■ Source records
*****
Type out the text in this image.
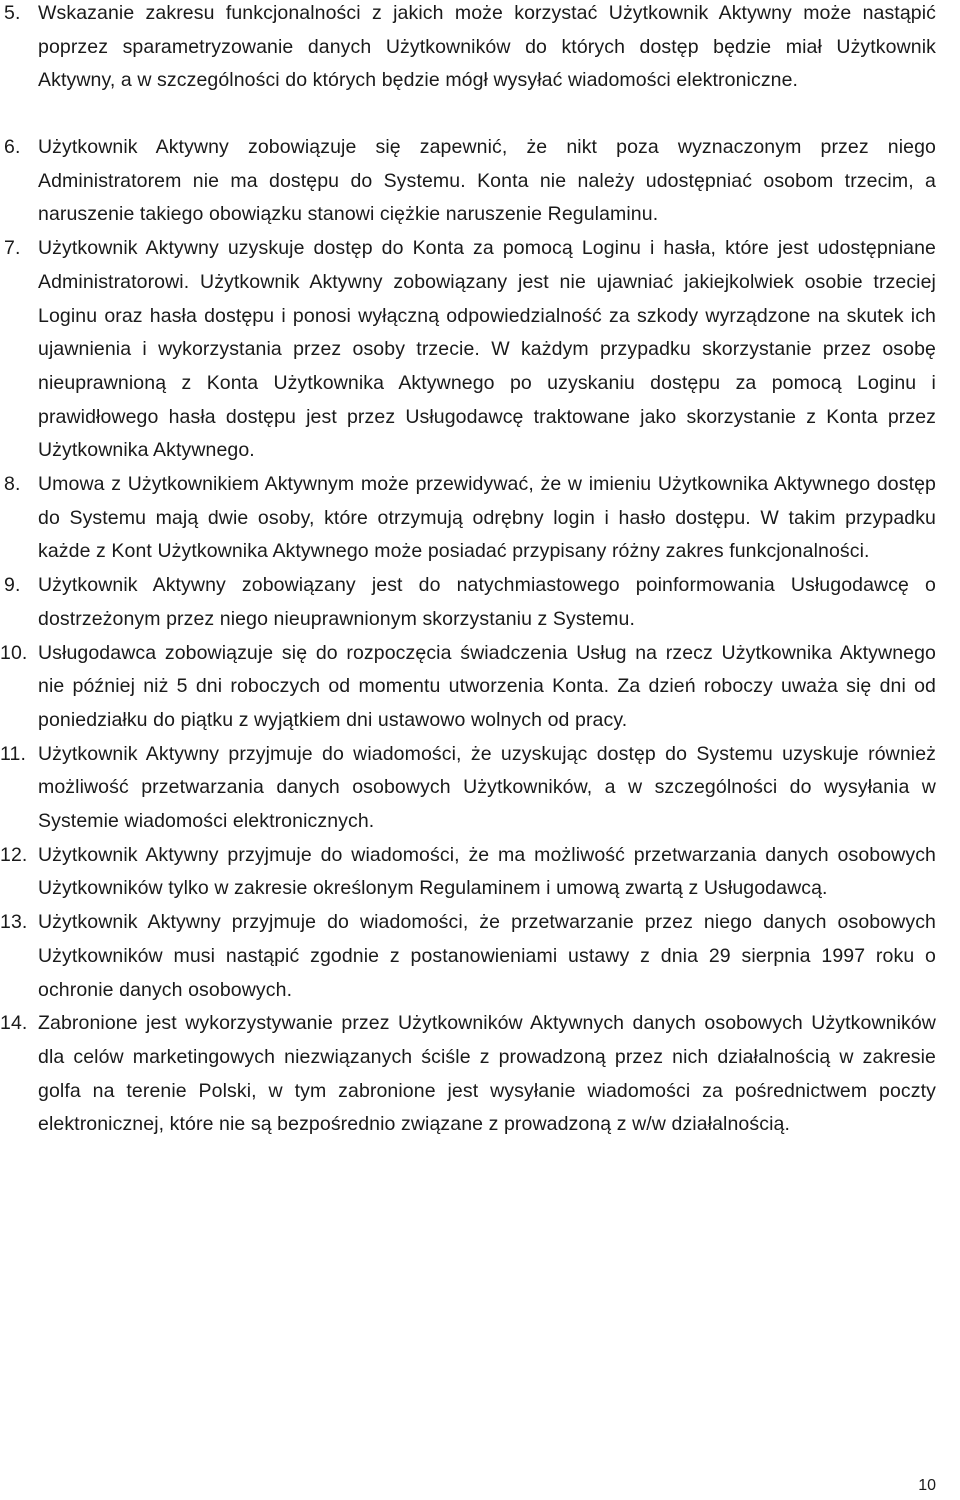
5. Wskazanie zakresu funkcjonalności z jakich może korzystać Użytkownik Aktywny może nastąpić poprzez sparametryzowanie danych Użytkowników do których dostęp będzie miał Użytkownik Aktywny, a w szczególności do których będzie mógł wysyłać wiadomości elektroniczne.
6. Użytkownik Aktywny zobowiązuje się zapewnić, że nikt poza wyznaczonym przez niego Administratorem nie ma dostępu do Systemu. Konta nie należy udostępniać osobom trzecim, a naruszenie takiego obowiązku stanowi ciężkie naruszenie Regulaminu.
7. Użytkownik Aktywny uzyskuje dostęp do Konta za pomocą Loginu i hasła, które jest udostępniane Administratorowi. Użytkownik Aktywny zobowiązany jest nie ujawniać jakiejkolwiek osobie trzeciej Loginu oraz hasła dostępu i ponosi wyłączną odpowiedzialność za szkody wyrządzone na skutek ich ujawnienia i wykorzystania przez osoby trzecie. W każdym przypadku skorzystanie przez osobę nieuprawnioną z Konta Użytkownika Aktywnego po uzyskaniu dostępu za pomocą Loginu i prawidłowego hasła dostępu jest przez Usługodawcę traktowane jako skorzystanie z Konta przez Użytkownika Aktywnego.
8. Umowa z Użytkownikiem Aktywnym może przewidywać, że w imieniu Użytkownika Aktywnego dostęp do Systemu mają dwie osoby, które otrzymują odrębny login i hasło dostępu. W takim przypadku każde z Kont Użytkownika Aktywnego może posiadać przypisany różny zakres funkcjonalności.
9. Użytkownik Aktywny zobowiązany jest do natychmiastowego poinformowania Usługodawcę o dostrzeżonym przez niego nieuprawnionym skorzystaniu z Systemu.
10. Usługodawca zobowiązuje się do rozpoczęcia świadczenia Usług na rzecz Użytkownika Aktywnego nie później niż 5 dni roboczych od momentu utworzenia Konta. Za dzień roboczy uważa się dni od poniedziałku do piątku z wyjątkiem dni ustawowo wolnych od pracy.
11. Użytkownik Aktywny przyjmuje do wiadomości, że uzyskując dostęp do Systemu uzyskuje również możliwość przetwarzania danych osobowych Użytkowników, a w szczególności do wysyłania w Systemie wiadomości elektronicznych.
12. Użytkownik Aktywny przyjmuje do wiadomości, że ma możliwość przetwarzania danych osobowych Użytkowników tylko w zakresie określonym Regulaminem i umową zwartą z Usługodawcą.
13. Użytkownik Aktywny przyjmuje do wiadomości, że przetwarzanie przez niego danych osobowych Użytkowników musi nastąpić zgodnie z postanowieniami ustawy z dnia 29 sierpnia 1997 roku o ochronie danych osobowych.
14. Zabronione jest wykorzystywanie przez Użytkowników Aktywnych danych osobowych Użytkowników dla celów marketingowych niezwiązanych ściśle z prowadzoną przez nich działalnością w zakresie golfa na terenie Polski, w tym zabronione jest wysyłanie wiadomości za pośrednictwem poczty elektronicznej, które nie są bezpośrednio związane z prowadzoną z w/w działalnością.
10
*****
Go through the listing above and return every line where the word "przetwarzania" occurs.

11. Użytkownik Aktywny przyjmuje do wiadomości, że uzyskując dostęp do Systemu uzyskuje również możliwość przetwarzania danych osobowych Użytkowników, a w szczególności do wysyłania w Systemie wiadomości elektronicznych.
12. Użytkownik Aktywny przyjmuje do wiadomości, że ma możliwość przetwarzania danych osobowych Użytkowników tylko w zakresie określonym Regulaminem i umową zwartą z Usługodawcą.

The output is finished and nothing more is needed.